● **ENTRIES SUPPLIED**
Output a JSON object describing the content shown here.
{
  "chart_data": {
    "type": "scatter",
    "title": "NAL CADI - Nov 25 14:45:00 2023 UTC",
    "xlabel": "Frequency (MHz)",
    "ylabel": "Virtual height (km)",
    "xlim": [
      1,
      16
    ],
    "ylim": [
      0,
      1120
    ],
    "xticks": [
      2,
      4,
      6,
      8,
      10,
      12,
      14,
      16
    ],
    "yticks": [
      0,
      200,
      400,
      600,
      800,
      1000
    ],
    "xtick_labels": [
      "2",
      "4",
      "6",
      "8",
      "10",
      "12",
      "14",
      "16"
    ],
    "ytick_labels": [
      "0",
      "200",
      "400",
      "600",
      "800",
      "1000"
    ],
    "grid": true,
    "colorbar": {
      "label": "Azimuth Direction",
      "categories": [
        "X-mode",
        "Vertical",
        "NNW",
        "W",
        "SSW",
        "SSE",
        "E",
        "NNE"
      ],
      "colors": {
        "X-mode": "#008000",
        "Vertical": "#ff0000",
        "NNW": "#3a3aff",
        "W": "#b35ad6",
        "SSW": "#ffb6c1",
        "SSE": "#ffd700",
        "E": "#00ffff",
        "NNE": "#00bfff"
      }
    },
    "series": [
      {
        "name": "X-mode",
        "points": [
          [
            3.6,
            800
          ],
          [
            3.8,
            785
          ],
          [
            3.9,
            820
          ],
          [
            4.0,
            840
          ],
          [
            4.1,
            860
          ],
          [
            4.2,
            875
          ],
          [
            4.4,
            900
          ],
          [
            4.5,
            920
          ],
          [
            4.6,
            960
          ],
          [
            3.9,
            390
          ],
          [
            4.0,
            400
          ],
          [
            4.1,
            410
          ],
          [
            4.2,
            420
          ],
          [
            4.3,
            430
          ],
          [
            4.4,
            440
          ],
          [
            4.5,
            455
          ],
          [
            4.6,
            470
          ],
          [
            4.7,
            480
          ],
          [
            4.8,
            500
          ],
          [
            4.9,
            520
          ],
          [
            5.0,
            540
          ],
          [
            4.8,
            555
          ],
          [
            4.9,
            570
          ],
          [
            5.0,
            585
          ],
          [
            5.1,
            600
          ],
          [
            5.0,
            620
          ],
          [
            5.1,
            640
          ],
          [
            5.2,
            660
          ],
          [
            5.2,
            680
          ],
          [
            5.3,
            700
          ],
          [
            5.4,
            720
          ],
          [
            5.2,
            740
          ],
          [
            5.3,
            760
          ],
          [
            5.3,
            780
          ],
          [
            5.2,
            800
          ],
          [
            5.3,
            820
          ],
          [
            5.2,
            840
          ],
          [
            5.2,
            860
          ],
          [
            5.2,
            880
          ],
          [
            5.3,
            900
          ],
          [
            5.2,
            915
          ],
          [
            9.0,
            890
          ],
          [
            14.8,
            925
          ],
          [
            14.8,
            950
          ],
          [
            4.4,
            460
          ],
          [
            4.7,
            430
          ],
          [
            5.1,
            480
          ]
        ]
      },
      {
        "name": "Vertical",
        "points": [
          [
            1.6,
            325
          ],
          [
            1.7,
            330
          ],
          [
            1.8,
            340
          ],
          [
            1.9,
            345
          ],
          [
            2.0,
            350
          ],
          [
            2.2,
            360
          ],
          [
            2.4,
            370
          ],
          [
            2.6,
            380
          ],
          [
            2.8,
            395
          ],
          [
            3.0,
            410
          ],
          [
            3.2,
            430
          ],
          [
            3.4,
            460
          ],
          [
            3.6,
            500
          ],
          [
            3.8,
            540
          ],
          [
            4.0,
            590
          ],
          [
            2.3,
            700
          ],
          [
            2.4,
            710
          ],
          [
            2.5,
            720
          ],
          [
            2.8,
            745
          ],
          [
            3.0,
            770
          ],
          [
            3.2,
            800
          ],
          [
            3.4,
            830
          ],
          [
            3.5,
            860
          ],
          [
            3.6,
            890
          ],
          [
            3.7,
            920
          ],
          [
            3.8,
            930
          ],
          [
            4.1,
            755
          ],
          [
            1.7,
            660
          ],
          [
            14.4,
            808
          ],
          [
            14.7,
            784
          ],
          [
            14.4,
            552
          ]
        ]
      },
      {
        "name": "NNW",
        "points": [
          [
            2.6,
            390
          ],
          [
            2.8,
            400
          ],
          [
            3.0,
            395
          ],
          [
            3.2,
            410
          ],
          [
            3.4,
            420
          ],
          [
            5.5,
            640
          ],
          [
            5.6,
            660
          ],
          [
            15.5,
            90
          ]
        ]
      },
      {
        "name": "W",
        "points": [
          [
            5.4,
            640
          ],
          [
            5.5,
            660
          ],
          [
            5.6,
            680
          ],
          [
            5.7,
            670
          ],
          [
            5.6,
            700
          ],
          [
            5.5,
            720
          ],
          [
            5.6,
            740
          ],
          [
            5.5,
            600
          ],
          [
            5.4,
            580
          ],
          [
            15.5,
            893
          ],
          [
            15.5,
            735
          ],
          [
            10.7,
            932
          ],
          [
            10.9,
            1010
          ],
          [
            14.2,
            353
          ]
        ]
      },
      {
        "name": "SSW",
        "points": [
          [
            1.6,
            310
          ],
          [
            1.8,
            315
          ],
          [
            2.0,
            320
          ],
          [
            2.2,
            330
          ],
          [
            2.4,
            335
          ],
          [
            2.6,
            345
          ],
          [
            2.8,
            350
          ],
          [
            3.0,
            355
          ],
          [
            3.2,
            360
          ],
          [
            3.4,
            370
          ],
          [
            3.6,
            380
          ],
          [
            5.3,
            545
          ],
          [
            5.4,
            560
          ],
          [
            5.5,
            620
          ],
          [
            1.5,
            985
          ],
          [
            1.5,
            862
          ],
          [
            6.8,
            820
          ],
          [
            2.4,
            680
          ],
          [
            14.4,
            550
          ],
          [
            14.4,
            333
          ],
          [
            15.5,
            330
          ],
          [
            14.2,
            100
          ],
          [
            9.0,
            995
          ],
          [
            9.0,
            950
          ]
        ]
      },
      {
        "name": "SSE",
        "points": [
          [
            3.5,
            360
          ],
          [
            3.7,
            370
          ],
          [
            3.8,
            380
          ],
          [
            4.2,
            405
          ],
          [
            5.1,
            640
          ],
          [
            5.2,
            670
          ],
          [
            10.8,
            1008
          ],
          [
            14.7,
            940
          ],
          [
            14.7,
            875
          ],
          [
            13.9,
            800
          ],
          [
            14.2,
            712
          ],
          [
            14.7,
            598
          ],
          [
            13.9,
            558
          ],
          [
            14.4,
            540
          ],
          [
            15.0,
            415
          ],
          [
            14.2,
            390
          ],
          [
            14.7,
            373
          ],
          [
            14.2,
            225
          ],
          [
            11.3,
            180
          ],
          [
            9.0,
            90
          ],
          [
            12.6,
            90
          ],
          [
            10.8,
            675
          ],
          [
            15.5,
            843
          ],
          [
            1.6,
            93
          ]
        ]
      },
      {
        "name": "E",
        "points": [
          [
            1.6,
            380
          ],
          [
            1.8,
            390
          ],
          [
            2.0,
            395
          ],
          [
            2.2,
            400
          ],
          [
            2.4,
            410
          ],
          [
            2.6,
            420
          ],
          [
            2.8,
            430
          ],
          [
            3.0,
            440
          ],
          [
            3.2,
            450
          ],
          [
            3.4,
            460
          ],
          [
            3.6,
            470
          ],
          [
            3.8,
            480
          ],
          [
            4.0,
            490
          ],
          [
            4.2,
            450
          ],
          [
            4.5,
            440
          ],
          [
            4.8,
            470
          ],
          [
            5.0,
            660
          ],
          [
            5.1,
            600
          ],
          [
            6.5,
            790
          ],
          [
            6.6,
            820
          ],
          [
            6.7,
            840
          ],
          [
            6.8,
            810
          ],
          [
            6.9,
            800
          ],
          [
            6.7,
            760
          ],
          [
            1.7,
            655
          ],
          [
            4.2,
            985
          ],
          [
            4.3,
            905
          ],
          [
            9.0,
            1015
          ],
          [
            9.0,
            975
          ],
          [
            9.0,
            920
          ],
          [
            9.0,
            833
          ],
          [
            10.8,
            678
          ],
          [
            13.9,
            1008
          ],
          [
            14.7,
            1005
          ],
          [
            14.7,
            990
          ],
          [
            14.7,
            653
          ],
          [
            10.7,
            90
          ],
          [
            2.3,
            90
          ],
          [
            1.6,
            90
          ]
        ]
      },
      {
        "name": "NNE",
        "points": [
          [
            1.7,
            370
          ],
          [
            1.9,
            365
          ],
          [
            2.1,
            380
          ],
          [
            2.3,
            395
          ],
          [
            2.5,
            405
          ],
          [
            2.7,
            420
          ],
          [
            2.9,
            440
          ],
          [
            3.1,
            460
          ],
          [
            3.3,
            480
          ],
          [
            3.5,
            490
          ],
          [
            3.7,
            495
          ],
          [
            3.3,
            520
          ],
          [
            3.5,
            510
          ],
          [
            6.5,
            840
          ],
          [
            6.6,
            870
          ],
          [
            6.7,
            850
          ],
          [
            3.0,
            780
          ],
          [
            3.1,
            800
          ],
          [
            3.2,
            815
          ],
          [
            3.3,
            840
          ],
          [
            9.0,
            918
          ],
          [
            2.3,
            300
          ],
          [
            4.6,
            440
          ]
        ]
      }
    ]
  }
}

● **TASK PROMPT**
Search the entries for the word "name" and copy every line that has it.

● **WRITTEN SOLUTION**
        "name": "X-mode",
        "name": "Vertical",
        "name": "NNW",
        "name": "W",
        "name": "SSW",
        "name": "SSE",
        "name": "E",
        "name": "NNE",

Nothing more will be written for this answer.